* **JOB**: Answer with nothing except the number of lines that contain the word "residents".

* **DATASET ROWS**:

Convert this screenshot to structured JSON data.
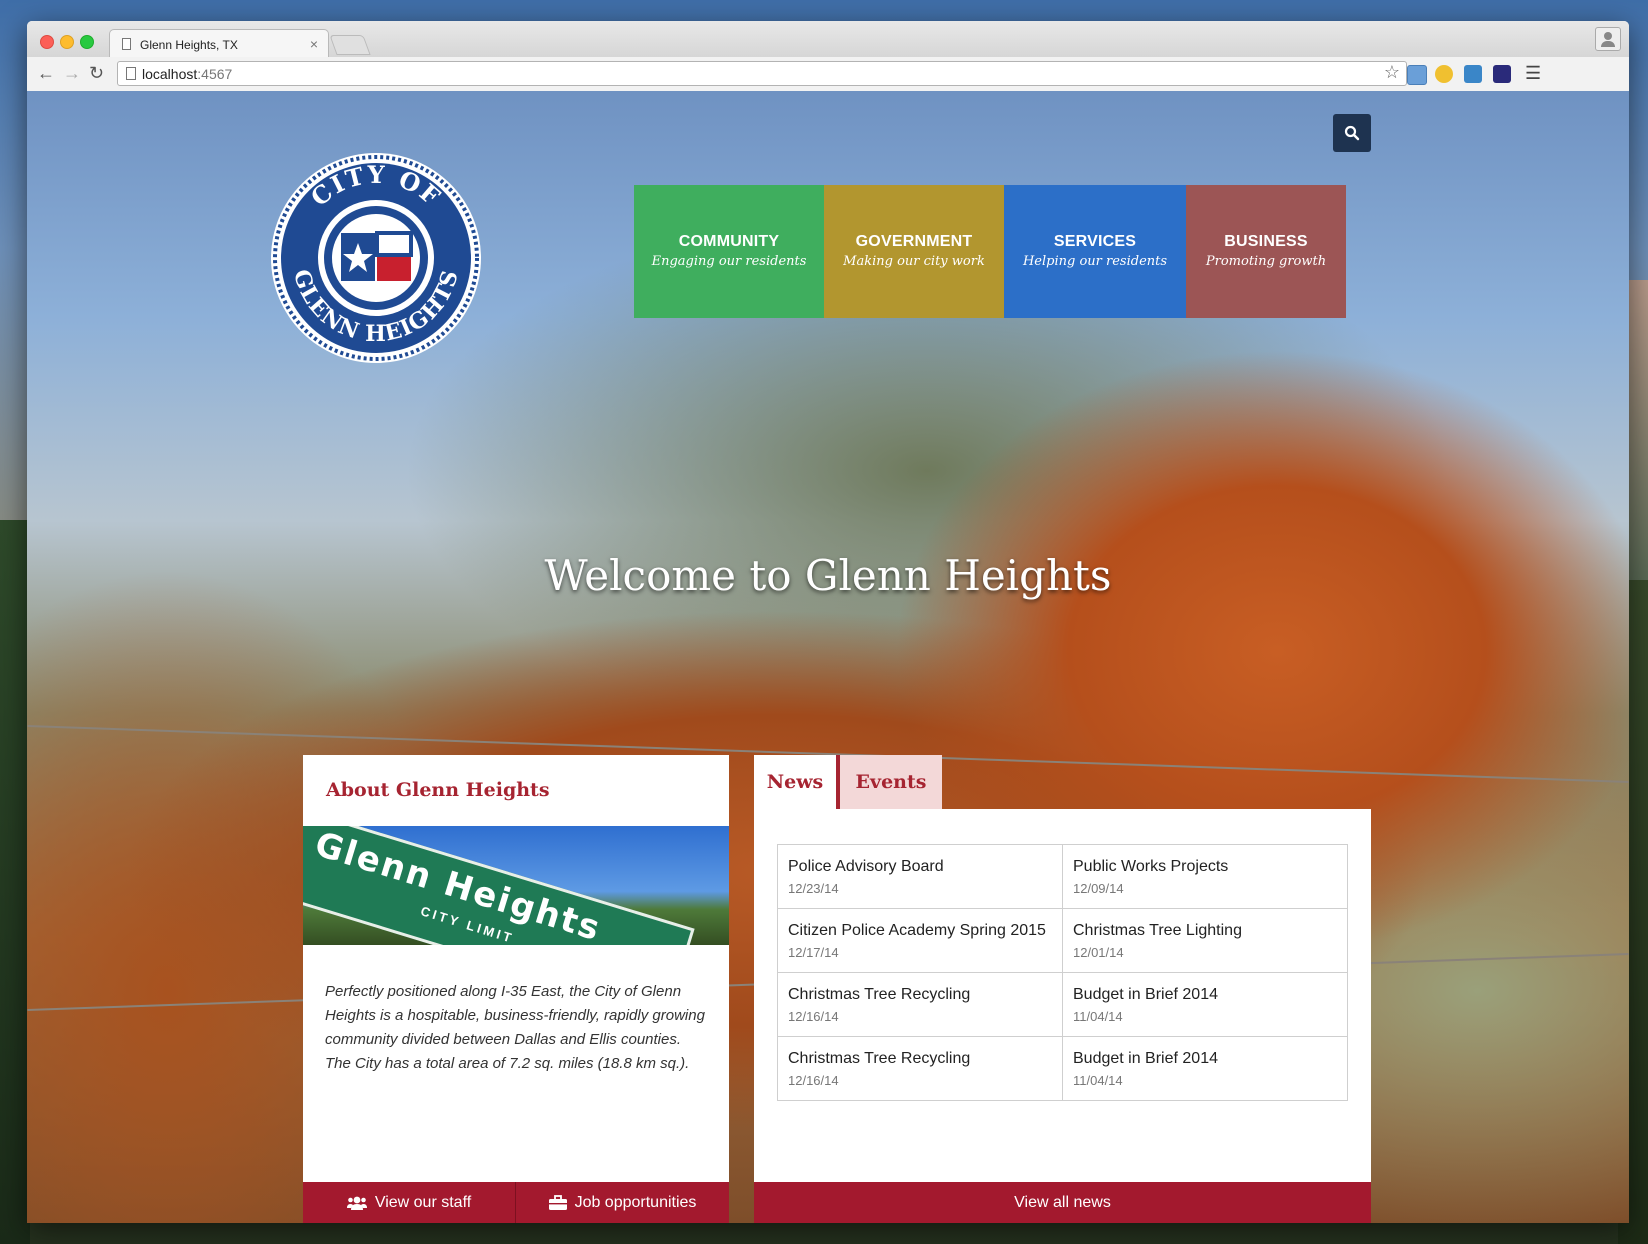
{
  "browser": {
    "tab_title": "Glenn Heights, TX",
    "tab_close": "×",
    "url_host": "localhost",
    "url_port": ":4567"
  },
  "site": {
    "seal_text_top": "CITY OF",
    "seal_text_bottom": "GLENN HEIGHTS",
    "nav": [
      {
        "title": "COMMUNITY",
        "subtitle": "Engaging our residents",
        "color": "#3fae5e"
      },
      {
        "title": "GOVERNMENT",
        "subtitle": "Making our city work",
        "color": "#b2962f"
      },
      {
        "title": "SERVICES",
        "subtitle": "Helping our residents",
        "color": "#2c6fc8"
      },
      {
        "title": "BUSINESS",
        "subtitle": "Promoting growth",
        "color": "#9c5555"
      }
    ],
    "welcome": "Welcome to Glenn Heights"
  },
  "about": {
    "title": "About Glenn Heights",
    "sign_main": "Glenn Heights",
    "sign_sub": "CITY LIMIT",
    "text": "Perfectly positioned along I-35 East, the City of Glenn Heights is a hospitable, business-friendly, rapidly growing community divided between Dallas and Ellis counties. The City has a total area of 7.2 sq. miles (18.8 km sq.).",
    "staff_label": "View our staff",
    "jobs_label": "Job opportunities"
  },
  "news": {
    "tab_news": "News",
    "tab_events": "Events",
    "rows": [
      [
        {
          "title": "Police Advisory Board",
          "date": "12/23/14"
        },
        {
          "title": "Public Works Projects",
          "date": "12/09/14"
        }
      ],
      [
        {
          "title": "Citizen Police Academy Spring 2015",
          "date": "12/17/14"
        },
        {
          "title": "Christmas Tree Lighting",
          "date": "12/01/14"
        }
      ],
      [
        {
          "title": "Christmas Tree Recycling",
          "date": "12/16/14"
        },
        {
          "title": "Budget in Brief 2014",
          "date": "11/04/14"
        }
      ],
      [
        {
          "title": "Christmas Tree Recycling",
          "date": "12/16/14"
        },
        {
          "title": "Budget in Brief 2014",
          "date": "11/04/14"
        }
      ]
    ],
    "view_all": "View all news"
  },
  "colors": {
    "accent_red": "#a3192e",
    "search_bg": "#1e3350"
  },
  "icons": [
    "search-icon",
    "users-icon",
    "briefcase-icon",
    "star-icon",
    "menu-icon"
  ]
}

* **THE OUTPUT**: 2